Start of Records for the exercise
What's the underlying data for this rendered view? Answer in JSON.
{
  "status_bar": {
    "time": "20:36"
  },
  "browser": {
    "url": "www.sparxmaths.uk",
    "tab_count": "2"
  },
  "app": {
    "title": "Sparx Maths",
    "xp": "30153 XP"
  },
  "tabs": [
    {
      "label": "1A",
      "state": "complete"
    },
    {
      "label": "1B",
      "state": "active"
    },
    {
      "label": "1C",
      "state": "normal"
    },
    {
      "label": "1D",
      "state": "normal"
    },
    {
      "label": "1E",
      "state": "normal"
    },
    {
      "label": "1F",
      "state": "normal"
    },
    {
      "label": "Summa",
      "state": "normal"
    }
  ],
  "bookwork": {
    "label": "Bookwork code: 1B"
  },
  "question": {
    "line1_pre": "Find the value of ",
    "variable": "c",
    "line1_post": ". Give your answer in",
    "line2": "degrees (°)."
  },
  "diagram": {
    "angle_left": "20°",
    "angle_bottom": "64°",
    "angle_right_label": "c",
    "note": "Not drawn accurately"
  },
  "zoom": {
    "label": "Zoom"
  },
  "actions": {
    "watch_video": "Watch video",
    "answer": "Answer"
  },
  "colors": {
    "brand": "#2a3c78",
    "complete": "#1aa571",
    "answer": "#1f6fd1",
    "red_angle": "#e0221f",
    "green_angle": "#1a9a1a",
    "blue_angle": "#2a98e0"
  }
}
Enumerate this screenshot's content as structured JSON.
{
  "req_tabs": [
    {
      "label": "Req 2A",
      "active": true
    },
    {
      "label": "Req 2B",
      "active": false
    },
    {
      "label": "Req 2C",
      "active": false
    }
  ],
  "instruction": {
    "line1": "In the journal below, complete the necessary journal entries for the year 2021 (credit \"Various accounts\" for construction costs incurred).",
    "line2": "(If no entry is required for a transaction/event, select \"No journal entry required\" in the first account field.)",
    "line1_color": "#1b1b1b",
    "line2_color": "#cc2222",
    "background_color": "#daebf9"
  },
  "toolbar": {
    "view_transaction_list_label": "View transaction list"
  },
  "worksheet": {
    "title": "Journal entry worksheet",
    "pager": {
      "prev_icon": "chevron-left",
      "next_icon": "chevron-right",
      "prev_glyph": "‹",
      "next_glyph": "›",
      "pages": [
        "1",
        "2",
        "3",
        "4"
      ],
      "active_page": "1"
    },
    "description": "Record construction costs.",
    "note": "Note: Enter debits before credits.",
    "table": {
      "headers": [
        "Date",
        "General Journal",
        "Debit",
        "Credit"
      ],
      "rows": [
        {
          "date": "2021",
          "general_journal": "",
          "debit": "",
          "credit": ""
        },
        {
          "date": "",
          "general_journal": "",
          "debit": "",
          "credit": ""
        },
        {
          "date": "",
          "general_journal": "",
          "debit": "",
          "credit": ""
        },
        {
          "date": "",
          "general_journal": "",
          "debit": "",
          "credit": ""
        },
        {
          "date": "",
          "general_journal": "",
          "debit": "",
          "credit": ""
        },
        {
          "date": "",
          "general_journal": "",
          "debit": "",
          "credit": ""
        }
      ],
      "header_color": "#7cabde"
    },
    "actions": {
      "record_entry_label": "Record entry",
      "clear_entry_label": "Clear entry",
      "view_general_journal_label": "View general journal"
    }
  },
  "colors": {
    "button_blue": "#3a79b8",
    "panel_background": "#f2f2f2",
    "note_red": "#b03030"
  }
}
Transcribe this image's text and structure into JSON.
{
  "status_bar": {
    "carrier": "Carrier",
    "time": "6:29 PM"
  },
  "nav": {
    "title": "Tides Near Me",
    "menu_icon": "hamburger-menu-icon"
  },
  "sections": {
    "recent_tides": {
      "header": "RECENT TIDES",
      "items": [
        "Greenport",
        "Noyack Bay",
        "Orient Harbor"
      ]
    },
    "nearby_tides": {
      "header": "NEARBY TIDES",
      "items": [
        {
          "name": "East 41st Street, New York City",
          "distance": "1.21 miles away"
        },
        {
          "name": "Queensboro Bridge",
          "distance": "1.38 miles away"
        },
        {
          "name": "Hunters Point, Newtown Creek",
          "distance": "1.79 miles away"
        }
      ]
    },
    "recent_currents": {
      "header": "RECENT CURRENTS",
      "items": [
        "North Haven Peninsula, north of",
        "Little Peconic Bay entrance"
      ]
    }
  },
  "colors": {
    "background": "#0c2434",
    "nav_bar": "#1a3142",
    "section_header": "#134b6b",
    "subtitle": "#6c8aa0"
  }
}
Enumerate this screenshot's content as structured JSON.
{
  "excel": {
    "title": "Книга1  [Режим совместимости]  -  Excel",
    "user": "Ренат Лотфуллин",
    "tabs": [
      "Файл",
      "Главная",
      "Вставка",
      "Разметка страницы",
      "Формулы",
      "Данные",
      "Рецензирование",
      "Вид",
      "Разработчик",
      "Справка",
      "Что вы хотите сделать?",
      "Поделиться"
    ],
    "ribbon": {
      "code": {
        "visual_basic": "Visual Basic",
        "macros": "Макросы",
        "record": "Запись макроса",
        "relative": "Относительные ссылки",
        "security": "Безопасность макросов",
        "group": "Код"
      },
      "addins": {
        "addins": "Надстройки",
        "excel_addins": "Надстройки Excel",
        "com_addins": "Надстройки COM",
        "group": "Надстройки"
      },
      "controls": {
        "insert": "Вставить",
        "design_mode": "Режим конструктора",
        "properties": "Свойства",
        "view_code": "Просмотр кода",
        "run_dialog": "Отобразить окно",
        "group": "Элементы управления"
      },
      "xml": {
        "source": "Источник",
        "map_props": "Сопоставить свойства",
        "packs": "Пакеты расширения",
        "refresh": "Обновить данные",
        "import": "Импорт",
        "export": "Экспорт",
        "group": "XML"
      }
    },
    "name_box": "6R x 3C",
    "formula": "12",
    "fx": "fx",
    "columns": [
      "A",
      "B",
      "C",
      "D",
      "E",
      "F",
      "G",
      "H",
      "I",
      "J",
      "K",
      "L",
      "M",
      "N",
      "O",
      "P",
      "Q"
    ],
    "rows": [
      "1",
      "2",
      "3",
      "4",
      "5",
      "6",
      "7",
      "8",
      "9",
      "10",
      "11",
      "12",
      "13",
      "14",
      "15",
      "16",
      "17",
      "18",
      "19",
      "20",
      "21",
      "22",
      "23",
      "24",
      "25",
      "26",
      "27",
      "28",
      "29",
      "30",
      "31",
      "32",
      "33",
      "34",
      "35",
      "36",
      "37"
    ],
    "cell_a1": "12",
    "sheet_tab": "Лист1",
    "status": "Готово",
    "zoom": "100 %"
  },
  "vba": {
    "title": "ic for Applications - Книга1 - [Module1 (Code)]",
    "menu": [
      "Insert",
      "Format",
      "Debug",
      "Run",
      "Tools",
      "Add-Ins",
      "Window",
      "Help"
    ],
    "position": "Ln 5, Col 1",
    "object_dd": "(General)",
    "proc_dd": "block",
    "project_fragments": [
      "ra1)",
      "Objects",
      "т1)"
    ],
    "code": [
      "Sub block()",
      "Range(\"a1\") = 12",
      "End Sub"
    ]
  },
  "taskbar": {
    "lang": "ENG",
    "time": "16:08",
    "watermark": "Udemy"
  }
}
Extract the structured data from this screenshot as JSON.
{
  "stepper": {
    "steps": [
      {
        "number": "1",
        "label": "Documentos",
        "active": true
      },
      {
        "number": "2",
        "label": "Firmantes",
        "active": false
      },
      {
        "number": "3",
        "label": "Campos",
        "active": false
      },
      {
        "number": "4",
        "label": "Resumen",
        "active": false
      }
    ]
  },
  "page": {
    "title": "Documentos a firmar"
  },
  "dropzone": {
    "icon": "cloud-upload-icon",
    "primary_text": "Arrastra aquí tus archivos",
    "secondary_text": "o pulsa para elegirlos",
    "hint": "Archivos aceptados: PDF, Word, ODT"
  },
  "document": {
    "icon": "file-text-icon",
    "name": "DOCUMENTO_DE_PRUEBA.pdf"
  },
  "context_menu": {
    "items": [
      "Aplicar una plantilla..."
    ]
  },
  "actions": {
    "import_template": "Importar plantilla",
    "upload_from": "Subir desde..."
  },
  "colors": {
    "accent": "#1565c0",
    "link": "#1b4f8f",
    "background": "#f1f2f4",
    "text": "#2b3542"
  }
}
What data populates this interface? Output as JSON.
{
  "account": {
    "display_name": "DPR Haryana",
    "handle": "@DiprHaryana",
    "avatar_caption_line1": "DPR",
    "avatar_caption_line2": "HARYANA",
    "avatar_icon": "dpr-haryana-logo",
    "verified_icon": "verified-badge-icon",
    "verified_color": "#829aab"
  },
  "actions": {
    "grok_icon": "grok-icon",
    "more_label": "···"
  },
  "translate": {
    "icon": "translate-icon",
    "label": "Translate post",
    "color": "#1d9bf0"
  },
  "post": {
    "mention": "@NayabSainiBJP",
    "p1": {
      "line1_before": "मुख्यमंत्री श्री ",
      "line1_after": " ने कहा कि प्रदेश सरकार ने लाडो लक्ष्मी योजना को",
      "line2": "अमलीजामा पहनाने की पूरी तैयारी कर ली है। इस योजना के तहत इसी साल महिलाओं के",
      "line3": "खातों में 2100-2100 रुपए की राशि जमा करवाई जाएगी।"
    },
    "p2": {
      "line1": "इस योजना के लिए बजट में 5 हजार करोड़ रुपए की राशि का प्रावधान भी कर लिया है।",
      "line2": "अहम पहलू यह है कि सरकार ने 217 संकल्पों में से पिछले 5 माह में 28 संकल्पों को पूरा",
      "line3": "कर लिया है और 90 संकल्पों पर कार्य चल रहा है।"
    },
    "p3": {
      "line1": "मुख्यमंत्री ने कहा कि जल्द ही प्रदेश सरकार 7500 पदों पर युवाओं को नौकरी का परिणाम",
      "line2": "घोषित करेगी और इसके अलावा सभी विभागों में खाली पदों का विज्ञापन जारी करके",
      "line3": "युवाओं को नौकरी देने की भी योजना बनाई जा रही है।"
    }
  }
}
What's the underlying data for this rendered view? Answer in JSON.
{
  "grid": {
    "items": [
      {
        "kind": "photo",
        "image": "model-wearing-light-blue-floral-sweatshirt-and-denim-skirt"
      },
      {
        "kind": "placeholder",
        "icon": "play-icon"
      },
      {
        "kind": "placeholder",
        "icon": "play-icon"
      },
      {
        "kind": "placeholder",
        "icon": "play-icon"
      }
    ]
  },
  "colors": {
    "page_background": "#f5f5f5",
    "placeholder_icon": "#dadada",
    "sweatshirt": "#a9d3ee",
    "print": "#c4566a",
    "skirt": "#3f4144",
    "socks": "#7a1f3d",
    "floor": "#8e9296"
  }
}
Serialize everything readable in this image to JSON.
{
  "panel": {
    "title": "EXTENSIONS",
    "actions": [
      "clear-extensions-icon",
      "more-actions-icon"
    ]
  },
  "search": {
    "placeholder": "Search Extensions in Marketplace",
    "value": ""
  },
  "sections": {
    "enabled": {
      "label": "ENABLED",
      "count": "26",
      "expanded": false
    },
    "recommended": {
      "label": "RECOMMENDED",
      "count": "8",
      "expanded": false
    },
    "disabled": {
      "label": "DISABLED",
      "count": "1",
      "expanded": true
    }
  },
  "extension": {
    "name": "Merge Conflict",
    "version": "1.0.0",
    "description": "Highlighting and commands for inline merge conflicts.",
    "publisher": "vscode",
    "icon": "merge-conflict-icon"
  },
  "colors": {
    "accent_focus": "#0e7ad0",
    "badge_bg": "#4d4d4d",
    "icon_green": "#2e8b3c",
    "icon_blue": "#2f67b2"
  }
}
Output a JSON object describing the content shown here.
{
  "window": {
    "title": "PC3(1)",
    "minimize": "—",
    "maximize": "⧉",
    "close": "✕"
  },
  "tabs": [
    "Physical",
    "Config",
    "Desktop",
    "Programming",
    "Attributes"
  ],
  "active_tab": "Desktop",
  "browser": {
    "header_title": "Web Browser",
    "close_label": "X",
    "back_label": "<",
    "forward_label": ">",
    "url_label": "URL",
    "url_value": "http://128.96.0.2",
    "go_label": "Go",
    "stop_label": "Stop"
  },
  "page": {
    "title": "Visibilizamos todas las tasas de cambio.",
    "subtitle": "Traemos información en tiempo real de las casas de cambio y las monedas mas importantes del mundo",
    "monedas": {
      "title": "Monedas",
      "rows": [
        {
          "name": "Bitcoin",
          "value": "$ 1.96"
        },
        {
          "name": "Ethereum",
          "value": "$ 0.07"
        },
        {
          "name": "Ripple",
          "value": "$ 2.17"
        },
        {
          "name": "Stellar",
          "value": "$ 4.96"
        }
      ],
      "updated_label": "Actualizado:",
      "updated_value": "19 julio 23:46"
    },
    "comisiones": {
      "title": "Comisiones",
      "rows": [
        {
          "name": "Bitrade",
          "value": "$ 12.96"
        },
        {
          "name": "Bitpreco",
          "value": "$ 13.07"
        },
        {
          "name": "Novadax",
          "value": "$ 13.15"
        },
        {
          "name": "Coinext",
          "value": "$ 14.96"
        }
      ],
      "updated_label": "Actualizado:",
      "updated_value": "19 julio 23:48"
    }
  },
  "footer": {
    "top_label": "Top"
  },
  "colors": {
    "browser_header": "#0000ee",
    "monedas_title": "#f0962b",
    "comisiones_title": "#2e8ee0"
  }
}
End of Records for the exercise
## Given request
What is the number of lines containing "construction"? Give that number only.

## Written solution
2